[Source records]

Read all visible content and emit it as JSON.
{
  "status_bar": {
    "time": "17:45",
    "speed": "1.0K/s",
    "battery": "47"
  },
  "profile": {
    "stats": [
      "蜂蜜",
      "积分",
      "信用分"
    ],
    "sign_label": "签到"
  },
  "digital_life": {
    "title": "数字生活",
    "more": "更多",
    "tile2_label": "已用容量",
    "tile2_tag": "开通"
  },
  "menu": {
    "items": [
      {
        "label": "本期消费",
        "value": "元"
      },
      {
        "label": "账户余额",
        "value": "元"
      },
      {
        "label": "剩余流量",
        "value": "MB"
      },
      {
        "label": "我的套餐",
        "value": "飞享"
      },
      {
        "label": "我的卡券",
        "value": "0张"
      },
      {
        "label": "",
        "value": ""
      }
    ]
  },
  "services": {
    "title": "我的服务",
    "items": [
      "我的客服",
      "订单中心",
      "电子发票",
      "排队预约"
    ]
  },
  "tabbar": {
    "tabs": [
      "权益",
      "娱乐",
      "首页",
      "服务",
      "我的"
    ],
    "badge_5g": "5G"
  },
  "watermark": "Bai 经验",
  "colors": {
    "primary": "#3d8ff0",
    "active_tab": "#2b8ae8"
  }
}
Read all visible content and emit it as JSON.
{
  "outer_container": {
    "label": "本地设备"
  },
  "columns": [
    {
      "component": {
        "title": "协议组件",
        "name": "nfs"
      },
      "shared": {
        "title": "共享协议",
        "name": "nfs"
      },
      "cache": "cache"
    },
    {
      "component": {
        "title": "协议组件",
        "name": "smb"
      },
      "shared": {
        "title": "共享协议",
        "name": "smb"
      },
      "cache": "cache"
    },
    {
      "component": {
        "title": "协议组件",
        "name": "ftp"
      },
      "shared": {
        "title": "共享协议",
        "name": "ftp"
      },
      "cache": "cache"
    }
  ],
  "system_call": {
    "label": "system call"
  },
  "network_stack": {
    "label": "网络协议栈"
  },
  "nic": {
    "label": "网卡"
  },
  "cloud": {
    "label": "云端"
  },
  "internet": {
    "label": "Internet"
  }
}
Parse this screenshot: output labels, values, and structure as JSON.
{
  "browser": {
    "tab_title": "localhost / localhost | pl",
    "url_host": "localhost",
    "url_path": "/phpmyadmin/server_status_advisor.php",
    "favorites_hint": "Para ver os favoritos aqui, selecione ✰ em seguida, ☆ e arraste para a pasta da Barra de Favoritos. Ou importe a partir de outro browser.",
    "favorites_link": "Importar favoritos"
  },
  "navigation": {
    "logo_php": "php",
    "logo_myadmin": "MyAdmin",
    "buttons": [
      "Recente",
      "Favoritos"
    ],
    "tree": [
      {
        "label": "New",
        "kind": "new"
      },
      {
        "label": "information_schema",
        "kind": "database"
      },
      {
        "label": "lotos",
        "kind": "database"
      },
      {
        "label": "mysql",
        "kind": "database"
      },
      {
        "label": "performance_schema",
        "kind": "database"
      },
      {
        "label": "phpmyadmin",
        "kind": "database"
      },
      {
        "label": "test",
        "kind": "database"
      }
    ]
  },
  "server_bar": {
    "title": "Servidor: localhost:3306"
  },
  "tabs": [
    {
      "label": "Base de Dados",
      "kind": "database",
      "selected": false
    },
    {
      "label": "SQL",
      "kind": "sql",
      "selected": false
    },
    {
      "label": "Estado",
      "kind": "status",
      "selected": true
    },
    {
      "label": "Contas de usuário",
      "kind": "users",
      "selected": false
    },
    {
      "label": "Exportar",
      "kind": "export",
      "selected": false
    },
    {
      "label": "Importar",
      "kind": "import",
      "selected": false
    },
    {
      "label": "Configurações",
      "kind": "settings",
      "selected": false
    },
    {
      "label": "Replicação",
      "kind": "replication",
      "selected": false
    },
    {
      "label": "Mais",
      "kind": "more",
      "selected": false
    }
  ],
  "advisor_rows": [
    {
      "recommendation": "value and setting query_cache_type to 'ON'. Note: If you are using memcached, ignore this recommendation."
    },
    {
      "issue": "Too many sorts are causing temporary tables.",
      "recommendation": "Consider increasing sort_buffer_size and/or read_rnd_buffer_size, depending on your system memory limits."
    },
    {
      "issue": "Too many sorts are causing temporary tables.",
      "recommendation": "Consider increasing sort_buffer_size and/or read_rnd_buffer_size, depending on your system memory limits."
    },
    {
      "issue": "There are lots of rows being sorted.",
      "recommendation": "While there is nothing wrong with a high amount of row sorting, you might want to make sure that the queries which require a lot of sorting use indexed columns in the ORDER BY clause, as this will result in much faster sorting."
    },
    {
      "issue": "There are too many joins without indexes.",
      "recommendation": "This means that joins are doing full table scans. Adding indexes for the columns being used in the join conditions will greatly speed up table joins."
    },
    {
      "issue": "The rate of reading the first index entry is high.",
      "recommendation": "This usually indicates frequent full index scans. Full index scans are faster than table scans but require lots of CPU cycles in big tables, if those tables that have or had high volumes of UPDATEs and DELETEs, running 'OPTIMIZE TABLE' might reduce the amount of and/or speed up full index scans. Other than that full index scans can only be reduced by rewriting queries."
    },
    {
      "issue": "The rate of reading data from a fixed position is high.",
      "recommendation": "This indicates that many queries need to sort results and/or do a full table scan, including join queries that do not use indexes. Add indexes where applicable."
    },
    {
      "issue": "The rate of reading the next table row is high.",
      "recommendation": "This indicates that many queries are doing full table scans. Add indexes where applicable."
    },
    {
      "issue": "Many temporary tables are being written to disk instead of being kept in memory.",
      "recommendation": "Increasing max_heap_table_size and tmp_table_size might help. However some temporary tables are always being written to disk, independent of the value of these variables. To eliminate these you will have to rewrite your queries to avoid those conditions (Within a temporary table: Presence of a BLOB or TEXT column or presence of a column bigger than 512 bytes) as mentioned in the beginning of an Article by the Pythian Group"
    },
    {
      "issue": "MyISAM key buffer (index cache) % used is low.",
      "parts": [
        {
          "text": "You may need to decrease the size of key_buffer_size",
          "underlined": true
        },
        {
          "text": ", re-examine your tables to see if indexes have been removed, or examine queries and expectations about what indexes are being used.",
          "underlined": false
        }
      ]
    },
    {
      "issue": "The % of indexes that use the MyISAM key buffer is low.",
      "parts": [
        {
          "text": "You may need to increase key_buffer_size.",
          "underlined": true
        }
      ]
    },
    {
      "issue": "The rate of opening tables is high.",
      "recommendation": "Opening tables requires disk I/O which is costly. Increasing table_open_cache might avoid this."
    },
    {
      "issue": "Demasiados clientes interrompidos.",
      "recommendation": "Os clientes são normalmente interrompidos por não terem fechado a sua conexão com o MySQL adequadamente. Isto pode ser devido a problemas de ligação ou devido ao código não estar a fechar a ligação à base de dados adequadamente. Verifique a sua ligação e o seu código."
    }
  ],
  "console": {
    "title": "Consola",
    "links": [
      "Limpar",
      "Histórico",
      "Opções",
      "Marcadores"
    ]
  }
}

- [YOUR INSTRUCTIONS]: Write the complete data out, exactly as above.

- [TASK RESPONSE]:
Read all visible content and emit it as JSON.
{
  "status_bar": {
    "time": "17:45",
    "speed": "1.0K/s",
    "battery": "47"
  },
  "profile": {
    "stats": [
      "蜂蜜",
      "积分",
      "信用分"
    ],
    "sign_label": "签到"
  },
  "digital_life": {
    "title": "数字生活",
    "more": "更多",
    "tile2_label": "已用容量",
    "tile2_tag": "开通"
  },
  "menu": {
    "items": [
      {
        "label": "本期消费",
        "value": "元"
      },
      {
        "label": "账户余额",
        "value": "元"
      },
      {
        "label": "剩余流量",
        "value": "MB"
      },
      {
        "label": "我的套餐",
        "value": "飞享"
      },
      {
        "label": "我的卡券",
        "value": "0张"
      },
      {
        "label": "",
        "value": ""
      }
    ]
  },
  "services": {
    "title": "我的服务",
    "items": [
      "我的客服",
      "订单中心",
      "电子发票",
      "排队预约"
    ]
  },
  "tabbar": {
    "tabs": [
      "权益",
      "娱乐",
      "首页",
      "服务",
      "我的"
    ],
    "badge_5g": "5G"
  },
  "watermark": "Bai 经验",
  "colors": {
    "primary": "#3d8ff0",
    "active_tab": "#2b8ae8"
  }
}
Read all visible content and emit it as JSON.
{
  "outer_container": {
    "label": "本地设备"
  },
  "columns": [
    {
      "component": {
        "title": "协议组件",
        "name": "nfs"
      },
      "shared": {
        "title": "共享协议",
        "name": "nfs"
      },
      "cache": "cache"
    },
    {
      "component": {
        "title": "协议组件",
        "name": "smb"
      },
      "shared": {
        "title": "共享协议",
        "name": "smb"
      },
      "cache": "cache"
    },
    {
      "component": {
        "title": "协议组件",
        "name": "ftp"
      },
      "shared": {
        "title": "共享协议",
        "name": "ftp"
      },
      "cache": "cache"
    }
  ],
  "system_call": {
    "label": "system call"
  },
  "network_stack": {
    "label": "网络协议栈"
  },
  "nic": {
    "label": "网卡"
  },
  "cloud": {
    "label": "云端"
  },
  "internet": {
    "label": "Internet"
  }
}
Parse this screenshot: output labels, values, and structure as JSON.
{
  "browser": {
    "tab_title": "localhost / localhost | pl",
    "url_host": "localhost",
    "url_path": "/phpmyadmin/server_status_advisor.php",
    "favorites_hint": "Para ver os favoritos aqui, selecione ✰ em seguida, ☆ e arraste para a pasta da Barra de Favoritos. Ou importe a partir de outro browser.",
    "favorites_link": "Importar favoritos"
  },
  "navigation": {
    "logo_php": "php",
    "logo_myadmin": "MyAdmin",
    "buttons": [
      "Recente",
      "Favoritos"
    ],
    "tree": [
      {
        "label": "New",
        "kind": "new"
      },
      {
        "label": "information_schema",
        "kind": "database"
      },
      {
        "label": "lotos",
        "kind": "database"
      },
      {
        "label": "mysql",
        "kind": "database"
      },
      {
        "label": "performance_schema",
        "kind": "database"
      },
      {
        "label": "phpmyadmin",
        "kind": "database"
      },
      {
        "label": "test",
        "kind": "database"
      }
    ]
  },
  "server_bar": {
    "title": "Servidor: localhost:3306"
  },
  "tabs": [
    {
      "label": "Base de Dados",
      "kind": "database",
      "selected": false
    },
    {
      "label": "SQL",
      "kind": "sql",
      "selected": false
    },
    {
      "label": "Estado",
      "kind": "status",
      "selected": true
    },
    {
      "label": "Contas de usuário",
      "kind": "users",
      "selected": false
    },
    {
      "label": "Exportar",
      "kind": "export",
      "selected": false
    },
    {
      "label": "Importar",
      "kind": "import",
      "selected": false
    },
    {
      "label": "Configurações",
      "kind": "settings",
      "selected": false
    },
    {
      "label": "Replicação",
      "kind": "replication",
      "selected": false
    },
    {
      "label": "Mais",
      "kind": "more",
      "selected": false
    }
  ],
  "advisor_rows": [
    {
      "recommendation": "value and setting query_cache_type to 'ON'. Note: If you are using memcached, ignore this recommendation."
    },
    {
      "issue": "Too many sorts are causing temporary tables.",
      "recommendation": "Consider increasing sort_buffer_size and/or read_rnd_buffer_size, depending on your system memory limits."
    },
    {
      "issue": "Too many sorts are causing temporary tables.",
      "recommendation": "Consider increasing sort_buffer_size and/or read_rnd_buffer_size, depending on your system memory limits."
    },
    {
      "issue": "There are lots of rows being sorted.",
      "recommendation": "While there is nothing wrong with a high amount of row sorting, you might want to make sure that the queries which require a lot of sorting use indexed columns in the ORDER BY clause, as this will result in much faster sorting."
    },
    {
      "issue": "There are too many joins without indexes.",
      "recommendation": "This means that joins are doing full table scans. Adding indexes for the columns being used in the join conditions will greatly speed up table joins."
    },
    {
      "issue": "The rate of reading the first index entry is high.",
      "recommendation": "This usually indicates frequent full index scans. Full index scans are faster than table scans but require lots of CPU cycles in big tables, if those tables that have or had high volumes of UPDATEs and DELETEs, running 'OPTIMIZE TABLE' might reduce the amount of and/or speed up full index scans. Other than that full index scans can only be reduced by rewriting queries."
    },
    {
      "issue": "The rate of reading data from a fixed position is high.",
      "recommendation": "This indicates that many queries need to sort results and/or do a full table scan, including join queries that do not use indexes. Add indexes where applicable."
    },
    {
      "issue": "The rate of reading the next table row is high.",
      "recommendation": "This indicates that many queries are doing full table scans. Add indexes where applicable."
    },
    {
      "issue": "Many temporary tables are being written to disk instead of being kept in memory.",
      "recommendation": "Increasing max_heap_table_size and tmp_table_size might help. However some temporary tables are always being written to disk, independent of the value of these variables. To eliminate these you will have to rewrite your queries to avoid those conditions (Within a temporary table: Presence of a BLOB or TEXT column or presence of a column bigger than 512 bytes) as mentioned in the beginning of an Article by the Pythian Group"
    },
    {
      "issue": "MyISAM key buffer (index cache) % used is low.",
      "parts": [
        {
          "text": "You may need to decrease the size of key_buffer_size",
          "underlined": true
        },
        {
          "text": ", re-examine your tables to see if indexes have been removed, or examine queries and expectations about what indexes are being used.",
          "underlined": false
        }
      ]
    },
    {
      "issue": "The % of indexes that use the MyISAM key buffer is low.",
      "parts": [
        {
          "text": "You may need to increase key_buffer_size.",
          "underlined": true
        }
      ]
    },
    {
      "issue": "The rate of opening tables is high.",
      "recommendation": "Opening tables requires disk I/O which is costly. Increasing table_open_cache might avoid this."
    },
    {
      "issue": "Demasiados clientes interrompidos.",
      "recommendation": "Os clientes são normalmente interrompidos por não terem fechado a sua conexão com o MySQL adequadamente. Isto pode ser devido a problemas de ligação ou devido ao código não estar a fechar a ligação à base de dados adequadamente. Verifique a sua ligação e o seu código."
    }
  ],
  "console": {
    "title": "Consola",
    "links": [
      "Limpar",
      "Histórico",
      "Opções",
      "Marcadores"
    ]
  }
}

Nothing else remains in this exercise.